# EXERCISE GOAL:
Gather each line of the records where "Linsen" appears.

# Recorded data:
◇ ◇ ◇ ◇
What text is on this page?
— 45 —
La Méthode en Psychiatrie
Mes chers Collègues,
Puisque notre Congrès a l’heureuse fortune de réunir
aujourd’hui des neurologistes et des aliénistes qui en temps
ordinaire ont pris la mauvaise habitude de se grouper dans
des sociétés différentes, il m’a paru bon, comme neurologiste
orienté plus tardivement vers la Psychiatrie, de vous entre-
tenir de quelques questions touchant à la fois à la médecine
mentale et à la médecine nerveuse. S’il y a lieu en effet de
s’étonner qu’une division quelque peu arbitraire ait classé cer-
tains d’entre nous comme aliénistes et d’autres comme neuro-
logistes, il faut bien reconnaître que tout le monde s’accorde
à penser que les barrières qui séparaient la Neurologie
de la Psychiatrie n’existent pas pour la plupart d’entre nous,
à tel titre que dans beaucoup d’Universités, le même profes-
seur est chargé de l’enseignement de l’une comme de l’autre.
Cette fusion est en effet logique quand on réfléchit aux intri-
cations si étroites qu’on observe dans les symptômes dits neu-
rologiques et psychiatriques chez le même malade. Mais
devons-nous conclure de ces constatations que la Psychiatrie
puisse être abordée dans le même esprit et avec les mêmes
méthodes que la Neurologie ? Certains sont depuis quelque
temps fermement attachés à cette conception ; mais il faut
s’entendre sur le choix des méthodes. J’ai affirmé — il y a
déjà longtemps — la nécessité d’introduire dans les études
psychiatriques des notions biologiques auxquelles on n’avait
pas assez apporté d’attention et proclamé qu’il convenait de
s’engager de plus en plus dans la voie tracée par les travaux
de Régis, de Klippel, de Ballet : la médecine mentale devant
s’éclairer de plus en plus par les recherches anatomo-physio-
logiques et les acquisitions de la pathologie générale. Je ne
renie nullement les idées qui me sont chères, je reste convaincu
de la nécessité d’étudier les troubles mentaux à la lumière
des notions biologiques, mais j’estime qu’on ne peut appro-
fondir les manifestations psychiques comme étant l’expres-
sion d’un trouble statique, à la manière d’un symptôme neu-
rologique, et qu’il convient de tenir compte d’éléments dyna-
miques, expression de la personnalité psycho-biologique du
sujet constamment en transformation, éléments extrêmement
◇ ◇ ◇ ◇
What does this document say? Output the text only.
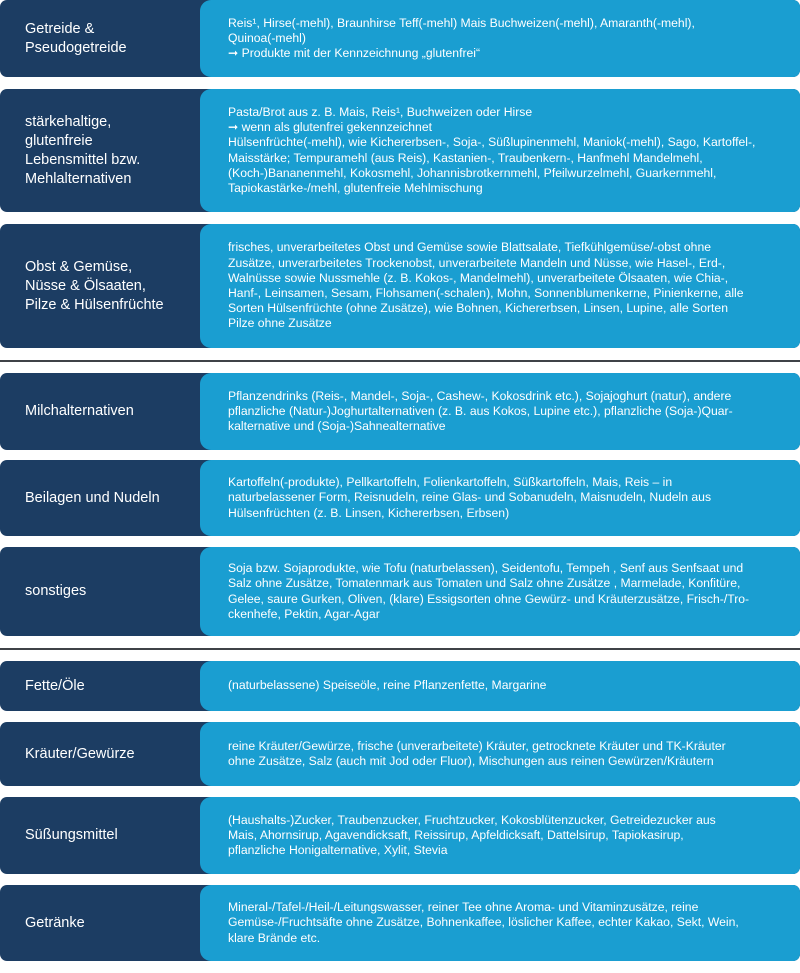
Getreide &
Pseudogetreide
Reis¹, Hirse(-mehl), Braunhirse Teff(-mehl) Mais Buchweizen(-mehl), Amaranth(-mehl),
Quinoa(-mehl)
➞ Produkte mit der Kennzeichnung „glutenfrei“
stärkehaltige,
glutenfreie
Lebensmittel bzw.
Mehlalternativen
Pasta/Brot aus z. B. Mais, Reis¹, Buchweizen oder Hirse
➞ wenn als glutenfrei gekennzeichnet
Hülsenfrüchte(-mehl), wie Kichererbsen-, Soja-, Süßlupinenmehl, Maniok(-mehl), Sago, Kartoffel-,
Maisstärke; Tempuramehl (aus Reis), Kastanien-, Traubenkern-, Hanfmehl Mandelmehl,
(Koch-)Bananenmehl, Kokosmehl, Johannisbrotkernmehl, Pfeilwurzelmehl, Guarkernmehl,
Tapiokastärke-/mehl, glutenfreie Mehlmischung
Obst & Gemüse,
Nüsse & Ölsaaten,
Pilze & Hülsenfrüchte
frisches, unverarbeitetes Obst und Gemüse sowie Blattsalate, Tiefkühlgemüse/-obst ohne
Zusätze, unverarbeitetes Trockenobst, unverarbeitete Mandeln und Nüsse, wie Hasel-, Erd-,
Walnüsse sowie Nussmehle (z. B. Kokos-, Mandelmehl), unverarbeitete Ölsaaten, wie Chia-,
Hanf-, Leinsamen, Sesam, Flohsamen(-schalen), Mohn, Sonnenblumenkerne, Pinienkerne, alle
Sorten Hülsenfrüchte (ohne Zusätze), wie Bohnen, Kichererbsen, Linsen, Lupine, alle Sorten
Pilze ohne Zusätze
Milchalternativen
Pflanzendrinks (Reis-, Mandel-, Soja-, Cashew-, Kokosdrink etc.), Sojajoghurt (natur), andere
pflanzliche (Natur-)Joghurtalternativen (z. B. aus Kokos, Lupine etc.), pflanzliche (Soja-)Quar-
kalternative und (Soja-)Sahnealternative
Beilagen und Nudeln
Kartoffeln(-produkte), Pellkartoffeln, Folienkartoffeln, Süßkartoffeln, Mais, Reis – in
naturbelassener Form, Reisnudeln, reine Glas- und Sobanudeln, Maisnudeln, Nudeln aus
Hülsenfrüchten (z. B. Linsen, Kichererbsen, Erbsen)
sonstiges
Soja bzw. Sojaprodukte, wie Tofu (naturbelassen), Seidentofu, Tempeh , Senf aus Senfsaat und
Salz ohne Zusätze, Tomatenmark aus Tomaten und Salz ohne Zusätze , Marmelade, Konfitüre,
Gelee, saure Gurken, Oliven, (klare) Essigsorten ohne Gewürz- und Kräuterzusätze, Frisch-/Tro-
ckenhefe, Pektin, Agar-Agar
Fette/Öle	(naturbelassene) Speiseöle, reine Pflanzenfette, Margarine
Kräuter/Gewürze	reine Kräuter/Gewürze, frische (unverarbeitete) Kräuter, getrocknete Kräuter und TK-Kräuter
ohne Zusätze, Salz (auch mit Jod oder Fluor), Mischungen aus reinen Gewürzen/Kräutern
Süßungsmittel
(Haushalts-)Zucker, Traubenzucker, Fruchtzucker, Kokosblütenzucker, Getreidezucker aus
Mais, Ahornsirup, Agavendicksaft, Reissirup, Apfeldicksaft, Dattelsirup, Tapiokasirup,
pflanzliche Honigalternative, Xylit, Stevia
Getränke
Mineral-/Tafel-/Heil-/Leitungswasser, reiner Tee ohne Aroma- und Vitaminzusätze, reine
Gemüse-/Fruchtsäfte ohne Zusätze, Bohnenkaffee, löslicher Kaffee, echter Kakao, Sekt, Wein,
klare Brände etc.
◇ ◇ ◇ ◇
# RESPONSE FOR THIS EXERCISE:
Sorten Hülsenfrüchte (ohne Zusätze), wie Bohnen, Kichererbsen, Linsen, Lupine, alle Sorten
Hülsenfrüchten (z. B. Linsen, Kichererbsen, Erbsen)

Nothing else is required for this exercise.